Reproduce, verbatim, the data from the line containing "chevron-down-icon[interactable]: ▼ bbox=[110, 54, 119, 64]" to the line containing "disclaimer: Daten sind", both included.

═════ Materials provided ═════

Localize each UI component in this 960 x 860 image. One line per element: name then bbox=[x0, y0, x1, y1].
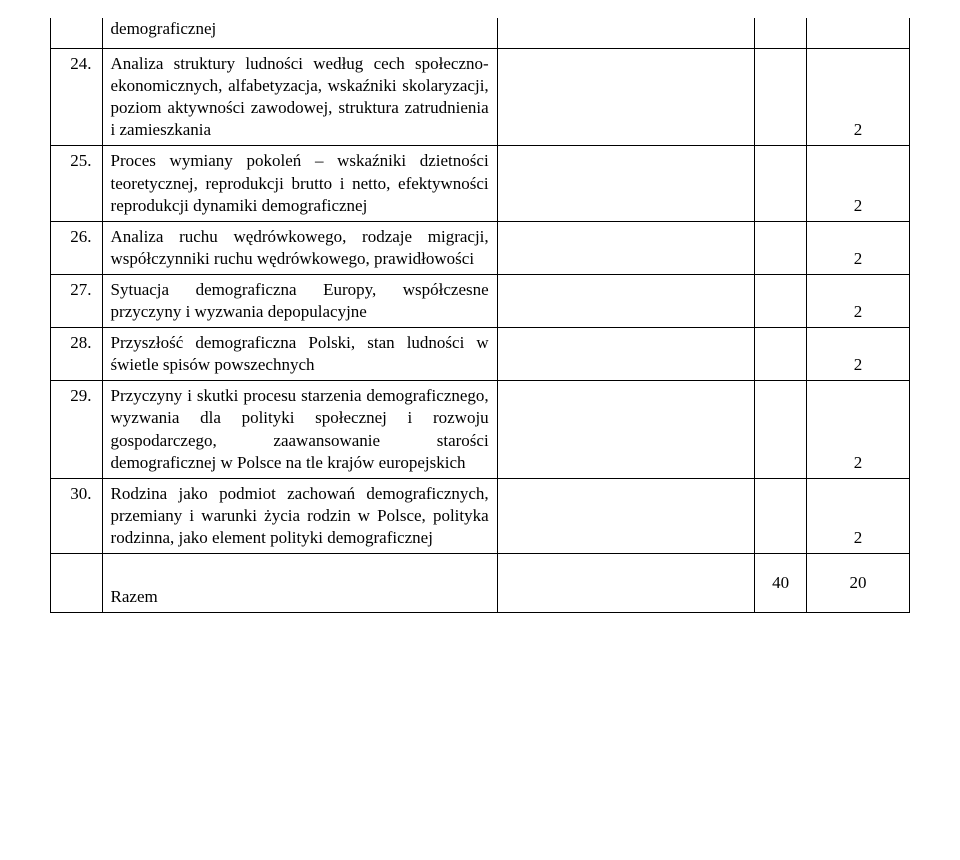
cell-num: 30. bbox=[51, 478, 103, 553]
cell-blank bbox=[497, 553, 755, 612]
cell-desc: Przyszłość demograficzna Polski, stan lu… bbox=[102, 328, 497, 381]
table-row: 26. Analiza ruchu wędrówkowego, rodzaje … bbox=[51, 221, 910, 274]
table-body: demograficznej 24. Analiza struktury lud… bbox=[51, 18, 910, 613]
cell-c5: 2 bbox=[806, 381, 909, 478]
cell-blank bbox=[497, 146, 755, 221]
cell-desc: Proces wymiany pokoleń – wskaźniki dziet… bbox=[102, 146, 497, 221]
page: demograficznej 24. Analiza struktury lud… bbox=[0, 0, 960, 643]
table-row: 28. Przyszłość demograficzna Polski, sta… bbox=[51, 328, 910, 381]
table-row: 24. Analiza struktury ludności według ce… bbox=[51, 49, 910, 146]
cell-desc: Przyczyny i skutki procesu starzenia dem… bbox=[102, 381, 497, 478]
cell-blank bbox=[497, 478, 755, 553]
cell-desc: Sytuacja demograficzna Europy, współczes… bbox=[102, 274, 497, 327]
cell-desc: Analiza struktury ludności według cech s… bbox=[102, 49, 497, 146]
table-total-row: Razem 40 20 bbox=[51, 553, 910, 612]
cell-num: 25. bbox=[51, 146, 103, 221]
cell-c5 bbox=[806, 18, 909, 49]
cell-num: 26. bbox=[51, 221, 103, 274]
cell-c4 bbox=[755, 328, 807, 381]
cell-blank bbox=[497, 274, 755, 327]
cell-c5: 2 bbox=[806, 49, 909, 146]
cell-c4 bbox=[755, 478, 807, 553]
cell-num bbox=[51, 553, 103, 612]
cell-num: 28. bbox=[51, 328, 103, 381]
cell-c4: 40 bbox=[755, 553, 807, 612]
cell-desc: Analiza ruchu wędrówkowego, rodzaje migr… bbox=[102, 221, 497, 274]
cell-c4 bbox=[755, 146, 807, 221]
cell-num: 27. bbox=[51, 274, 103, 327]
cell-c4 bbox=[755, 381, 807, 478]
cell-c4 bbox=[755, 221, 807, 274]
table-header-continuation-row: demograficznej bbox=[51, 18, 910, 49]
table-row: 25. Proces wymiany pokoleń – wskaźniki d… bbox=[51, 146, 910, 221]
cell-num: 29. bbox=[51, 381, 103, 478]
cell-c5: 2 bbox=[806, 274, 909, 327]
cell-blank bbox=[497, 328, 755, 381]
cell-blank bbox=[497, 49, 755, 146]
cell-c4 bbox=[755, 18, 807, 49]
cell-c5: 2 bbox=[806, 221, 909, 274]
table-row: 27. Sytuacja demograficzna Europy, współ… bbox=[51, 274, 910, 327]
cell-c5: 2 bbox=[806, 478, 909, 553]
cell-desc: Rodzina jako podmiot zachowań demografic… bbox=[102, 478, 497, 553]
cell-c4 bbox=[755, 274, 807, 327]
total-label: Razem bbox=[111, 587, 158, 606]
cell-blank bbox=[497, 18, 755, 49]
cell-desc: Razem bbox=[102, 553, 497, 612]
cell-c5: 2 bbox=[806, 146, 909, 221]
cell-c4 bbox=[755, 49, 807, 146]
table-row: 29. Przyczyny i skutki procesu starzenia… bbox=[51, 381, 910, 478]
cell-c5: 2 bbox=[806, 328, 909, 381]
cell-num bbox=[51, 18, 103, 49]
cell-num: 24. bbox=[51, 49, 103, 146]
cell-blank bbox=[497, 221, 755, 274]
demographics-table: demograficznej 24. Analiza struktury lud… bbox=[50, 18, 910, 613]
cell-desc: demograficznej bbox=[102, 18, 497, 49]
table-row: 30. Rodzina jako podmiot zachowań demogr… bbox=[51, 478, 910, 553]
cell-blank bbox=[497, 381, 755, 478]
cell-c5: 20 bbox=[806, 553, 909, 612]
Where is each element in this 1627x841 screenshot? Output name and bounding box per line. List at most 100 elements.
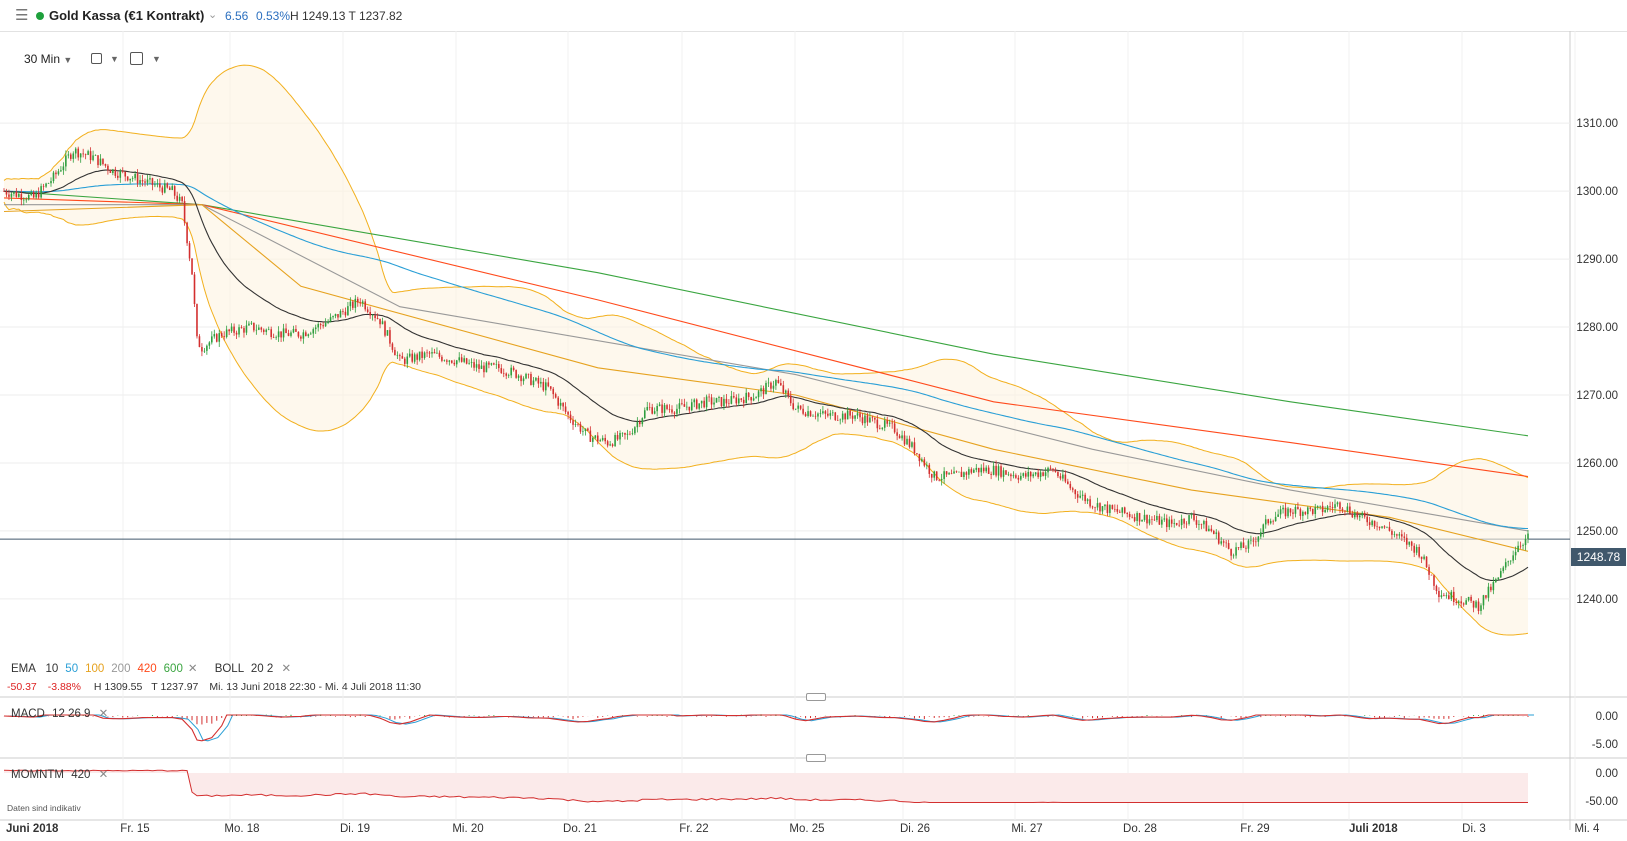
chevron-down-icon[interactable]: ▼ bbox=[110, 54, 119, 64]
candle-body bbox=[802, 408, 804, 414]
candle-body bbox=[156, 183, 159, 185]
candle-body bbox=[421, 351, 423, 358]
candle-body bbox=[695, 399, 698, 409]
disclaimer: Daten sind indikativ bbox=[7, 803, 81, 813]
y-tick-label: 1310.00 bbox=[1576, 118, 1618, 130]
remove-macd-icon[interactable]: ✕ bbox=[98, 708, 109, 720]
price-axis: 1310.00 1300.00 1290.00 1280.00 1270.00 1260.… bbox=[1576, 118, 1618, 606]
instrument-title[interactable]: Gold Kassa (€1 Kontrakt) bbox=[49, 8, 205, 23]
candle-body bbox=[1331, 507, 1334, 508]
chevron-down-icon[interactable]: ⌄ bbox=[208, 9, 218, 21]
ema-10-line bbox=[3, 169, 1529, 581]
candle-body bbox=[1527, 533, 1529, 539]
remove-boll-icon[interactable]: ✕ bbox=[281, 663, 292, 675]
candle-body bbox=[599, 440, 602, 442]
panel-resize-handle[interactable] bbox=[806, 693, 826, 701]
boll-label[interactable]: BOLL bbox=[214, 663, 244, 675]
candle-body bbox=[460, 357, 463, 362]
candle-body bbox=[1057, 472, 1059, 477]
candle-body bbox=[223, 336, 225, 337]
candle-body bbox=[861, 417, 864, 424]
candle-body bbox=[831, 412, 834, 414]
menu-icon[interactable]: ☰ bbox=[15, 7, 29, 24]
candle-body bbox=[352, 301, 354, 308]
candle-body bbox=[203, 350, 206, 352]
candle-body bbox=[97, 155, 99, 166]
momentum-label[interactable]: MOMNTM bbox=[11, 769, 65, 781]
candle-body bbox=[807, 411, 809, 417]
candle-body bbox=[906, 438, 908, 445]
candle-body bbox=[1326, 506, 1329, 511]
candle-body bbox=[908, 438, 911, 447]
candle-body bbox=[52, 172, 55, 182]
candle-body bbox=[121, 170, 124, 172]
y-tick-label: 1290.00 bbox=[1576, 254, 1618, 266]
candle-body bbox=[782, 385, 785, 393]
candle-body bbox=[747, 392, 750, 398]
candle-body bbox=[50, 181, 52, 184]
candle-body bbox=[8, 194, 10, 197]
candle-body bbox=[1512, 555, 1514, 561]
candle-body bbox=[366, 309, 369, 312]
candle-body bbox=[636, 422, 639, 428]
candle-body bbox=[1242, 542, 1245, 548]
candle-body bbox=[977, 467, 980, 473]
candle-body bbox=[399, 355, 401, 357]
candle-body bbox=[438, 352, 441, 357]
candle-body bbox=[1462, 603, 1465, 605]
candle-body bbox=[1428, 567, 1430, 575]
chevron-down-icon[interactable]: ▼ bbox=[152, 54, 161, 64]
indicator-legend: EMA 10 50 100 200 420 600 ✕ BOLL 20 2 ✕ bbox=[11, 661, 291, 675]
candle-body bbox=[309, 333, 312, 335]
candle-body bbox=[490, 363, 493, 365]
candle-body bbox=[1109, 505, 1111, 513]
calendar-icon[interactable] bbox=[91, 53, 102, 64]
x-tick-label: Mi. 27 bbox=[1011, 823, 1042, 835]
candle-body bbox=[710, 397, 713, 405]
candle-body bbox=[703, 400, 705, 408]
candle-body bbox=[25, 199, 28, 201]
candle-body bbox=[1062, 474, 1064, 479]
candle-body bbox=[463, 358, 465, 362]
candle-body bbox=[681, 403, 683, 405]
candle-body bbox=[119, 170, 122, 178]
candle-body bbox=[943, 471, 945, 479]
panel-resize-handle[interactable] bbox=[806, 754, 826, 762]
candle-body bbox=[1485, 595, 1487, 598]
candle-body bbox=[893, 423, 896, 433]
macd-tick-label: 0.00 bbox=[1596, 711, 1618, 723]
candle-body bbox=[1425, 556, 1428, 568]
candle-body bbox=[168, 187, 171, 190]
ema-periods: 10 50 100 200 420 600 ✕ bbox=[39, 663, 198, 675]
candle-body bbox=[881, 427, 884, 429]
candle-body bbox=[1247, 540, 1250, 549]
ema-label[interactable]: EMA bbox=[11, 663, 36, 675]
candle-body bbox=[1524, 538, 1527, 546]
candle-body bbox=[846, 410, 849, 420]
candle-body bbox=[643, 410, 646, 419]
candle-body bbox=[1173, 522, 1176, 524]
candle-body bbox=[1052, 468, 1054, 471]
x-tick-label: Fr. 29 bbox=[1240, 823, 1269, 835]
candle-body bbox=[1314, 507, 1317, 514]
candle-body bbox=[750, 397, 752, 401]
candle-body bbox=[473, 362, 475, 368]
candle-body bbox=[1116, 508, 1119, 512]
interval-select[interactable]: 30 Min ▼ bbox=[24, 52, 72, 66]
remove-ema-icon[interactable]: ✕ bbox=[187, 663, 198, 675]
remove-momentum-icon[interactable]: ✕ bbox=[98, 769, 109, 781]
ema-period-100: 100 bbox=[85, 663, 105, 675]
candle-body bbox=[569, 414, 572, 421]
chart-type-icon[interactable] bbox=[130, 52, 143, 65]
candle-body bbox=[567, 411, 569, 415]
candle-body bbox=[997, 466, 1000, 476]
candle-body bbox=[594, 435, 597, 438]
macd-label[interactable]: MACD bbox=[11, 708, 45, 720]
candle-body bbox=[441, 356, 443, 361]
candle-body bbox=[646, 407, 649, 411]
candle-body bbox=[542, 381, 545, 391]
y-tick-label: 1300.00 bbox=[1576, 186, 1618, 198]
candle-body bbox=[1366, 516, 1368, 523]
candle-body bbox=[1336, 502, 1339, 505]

═════

• Exercise response:
chevron-down-icon[interactable]: ▼ bbox=[110, 54, 119, 64]
candle-body bbox=[802, 408, 804, 414]
candle-body bbox=[156, 183, 159, 185]
candle-body bbox=[421, 351, 423, 358]
candle-body bbox=[695, 399, 698, 409]
disclaimer: Daten sind indikativ bbox=[7, 803, 81, 813]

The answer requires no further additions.